## Document passage
On 08/25/2010 02:14 AM, Avi Kivity wrote:
If (c) happens before (b), then we've created an extent that's
attached to a table with a zero reference count. This is a corrupt
image.
If the only issue is new block allocation, it can be easily solved.
Technically, I believe there are similar issues around creating
snapshots but I don't think we care.
Instead of allocating exactly the needed amount of blocks, allocate
a large extent and hold them in memory.
So you're suggesting that we allocate a bunch of blocks, update the ref
count table so that they are seen as allocated even though they aren't
attached to an l1 table?
The next allocation can then be filled from memory, so the
allocation sync is amortized over many blocks. A power fail will leak
the preallocated blocks, losing some megabytes of address space, but
not real disk space.
It's a clever idea, but it would lose real disk space which is probably
not a huge issue.
Let's consider if we eliminate the reference count table which means
eliminating internal snapshots.
1) guest submits write request
2) allocate extent
3) write data to disk (a)
4) write (a) completes
5) write extent table (c)
6) write (c) completes
7) complete guest write request
If this all happens in order and we lose power, we just leak a
block. It means we need a periodic fsck.
If (c) completes before (a), then it means that the image is not
corrupted but data gets lost. This is okay based on the guest contract.
And that's it. There is no scenario where the disk is corrupted.
_if_ that's the only failure mode.
If we had another disk format that only supported growth and metadata
for a backing file, can you think of another failure scenario?
Regards,
Anthony Liguori

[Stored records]

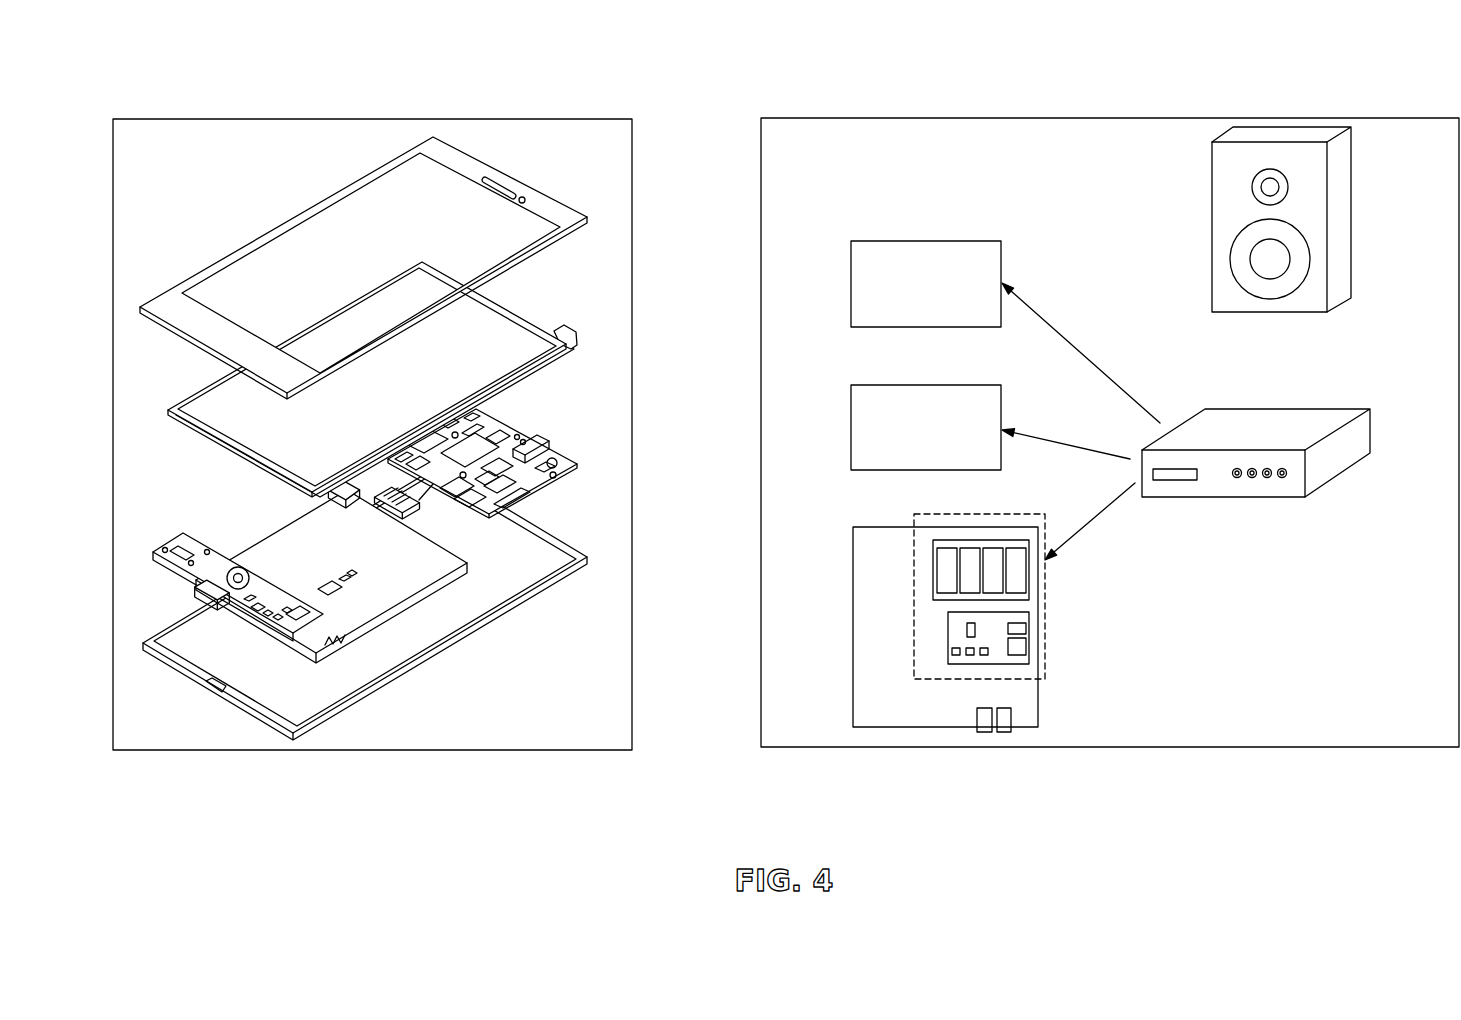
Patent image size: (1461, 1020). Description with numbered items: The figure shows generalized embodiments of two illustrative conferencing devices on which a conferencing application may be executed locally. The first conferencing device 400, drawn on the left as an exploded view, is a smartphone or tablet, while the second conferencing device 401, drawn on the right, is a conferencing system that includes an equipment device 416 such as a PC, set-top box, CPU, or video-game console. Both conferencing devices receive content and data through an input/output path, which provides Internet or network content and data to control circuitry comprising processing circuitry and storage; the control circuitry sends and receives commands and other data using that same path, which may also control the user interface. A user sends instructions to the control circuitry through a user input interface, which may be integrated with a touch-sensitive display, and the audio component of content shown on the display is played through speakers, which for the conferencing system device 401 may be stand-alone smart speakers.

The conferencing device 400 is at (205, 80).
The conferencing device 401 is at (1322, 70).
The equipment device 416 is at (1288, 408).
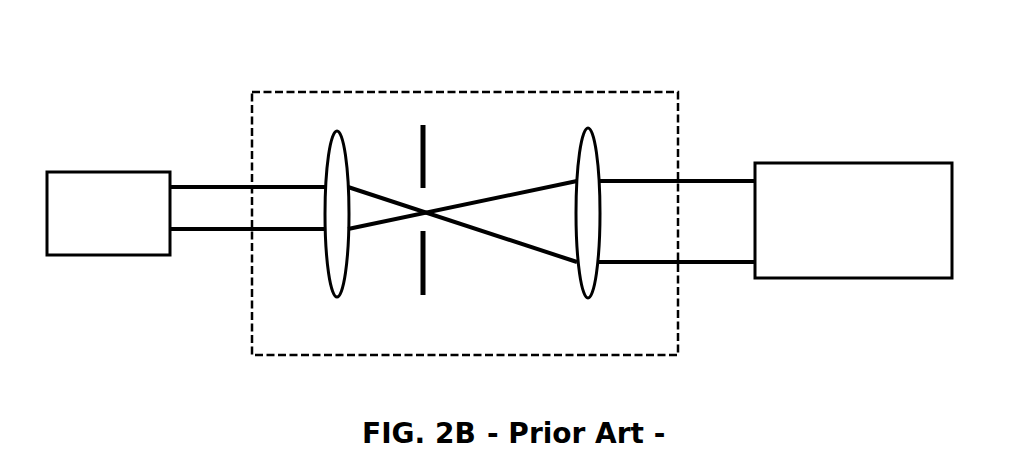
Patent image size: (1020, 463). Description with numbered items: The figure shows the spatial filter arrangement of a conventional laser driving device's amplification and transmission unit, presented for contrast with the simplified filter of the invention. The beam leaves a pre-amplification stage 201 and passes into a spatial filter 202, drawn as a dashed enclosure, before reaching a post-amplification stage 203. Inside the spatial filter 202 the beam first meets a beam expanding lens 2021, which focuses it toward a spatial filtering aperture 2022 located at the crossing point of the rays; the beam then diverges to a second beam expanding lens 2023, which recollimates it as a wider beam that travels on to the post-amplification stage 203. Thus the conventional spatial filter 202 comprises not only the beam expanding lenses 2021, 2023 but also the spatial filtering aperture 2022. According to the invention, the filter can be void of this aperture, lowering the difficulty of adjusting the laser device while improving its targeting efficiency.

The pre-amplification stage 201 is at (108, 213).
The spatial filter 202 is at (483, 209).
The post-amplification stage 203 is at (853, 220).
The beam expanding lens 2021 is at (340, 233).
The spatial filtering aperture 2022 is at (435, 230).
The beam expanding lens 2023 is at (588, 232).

## Set of tasks
(a) What does eliminating the reference count table also eliminate, according to the disk image thread?
(b) Please write out the disk image thread between "On 08/25/2010 02:14" and "them in memory.", inclusive.

## Expected answers
(a) Internal snapshots.

(b)
On 08/25/2010 02:14 AM, Avi Kivity wrote:
If (c) happens before (b), then we've created an extent that's
attached to a table with a zero reference count. This is a corrupt
image.
If the only issue is new block allocation, it can be easily solved.
Technically, I believe there are similar issues around creating
snapshots but I don't think we care.
Instead of allocating exactly the needed amount of blocks, allocate
a large extent and hold them in memory.